Stored items:
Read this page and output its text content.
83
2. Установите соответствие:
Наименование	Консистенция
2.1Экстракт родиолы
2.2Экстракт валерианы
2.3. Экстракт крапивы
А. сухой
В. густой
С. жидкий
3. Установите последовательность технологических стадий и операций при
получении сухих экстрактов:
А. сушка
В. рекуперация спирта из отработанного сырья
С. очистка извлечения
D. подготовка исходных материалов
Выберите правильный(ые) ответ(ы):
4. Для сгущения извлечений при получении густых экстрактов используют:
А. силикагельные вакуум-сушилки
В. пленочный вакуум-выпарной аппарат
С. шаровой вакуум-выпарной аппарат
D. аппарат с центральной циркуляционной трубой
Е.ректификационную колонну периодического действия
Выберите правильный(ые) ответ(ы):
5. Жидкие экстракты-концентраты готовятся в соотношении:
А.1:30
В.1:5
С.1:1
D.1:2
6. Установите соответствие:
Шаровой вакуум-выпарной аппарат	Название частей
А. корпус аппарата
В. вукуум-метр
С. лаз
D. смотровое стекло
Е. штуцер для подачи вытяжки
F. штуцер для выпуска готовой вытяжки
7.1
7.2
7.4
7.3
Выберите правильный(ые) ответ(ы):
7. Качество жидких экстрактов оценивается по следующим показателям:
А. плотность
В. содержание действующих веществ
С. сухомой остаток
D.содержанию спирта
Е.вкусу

REQUEST:
Return all of the entries word for word.

SOLUTION TO THE EXERCISE:
Read this page and output its text content.
83
2. Установите соответствие:
Наименование	Консистенция
2.1Экстракт родиолы
2.2Экстракт валерианы
2.3. Экстракт крапивы
А. сухой
В. густой
С. жидкий
3. Установите последовательность технологических стадий и операций при
получении сухих экстрактов:
А. сушка
В. рекуперация спирта из отработанного сырья
С. очистка извлечения
D. подготовка исходных материалов
Выберите правильный(ые) ответ(ы):
4. Для сгущения извлечений при получении густых экстрактов используют:
А. силикагельные вакуум-сушилки
В. пленочный вакуум-выпарной аппарат
С. шаровой вакуум-выпарной аппарат
D. аппарат с центральной циркуляционной трубой
Е.ректификационную колонну периодического действия
Выберите правильный(ые) ответ(ы):
5. Жидкие экстракты-концентраты готовятся в соотношении:
А.1:30
В.1:5
С.1:1
D.1:2
6. Установите соответствие:
Шаровой вакуум-выпарной аппарат	Название частей
А. корпус аппарата
В. вукуум-метр
С. лаз
D. смотровое стекло
Е. штуцер для подачи вытяжки
F. штуцер для выпуска готовой вытяжки
7.1
7.2
7.4
7.3
Выберите правильный(ые) ответ(ы):
7. Качество жидких экстрактов оценивается по следующим показателям:
А. плотность
В. содержание действующих веществ
С. сухомой остаток
D.содержанию спирта
Е.вкусу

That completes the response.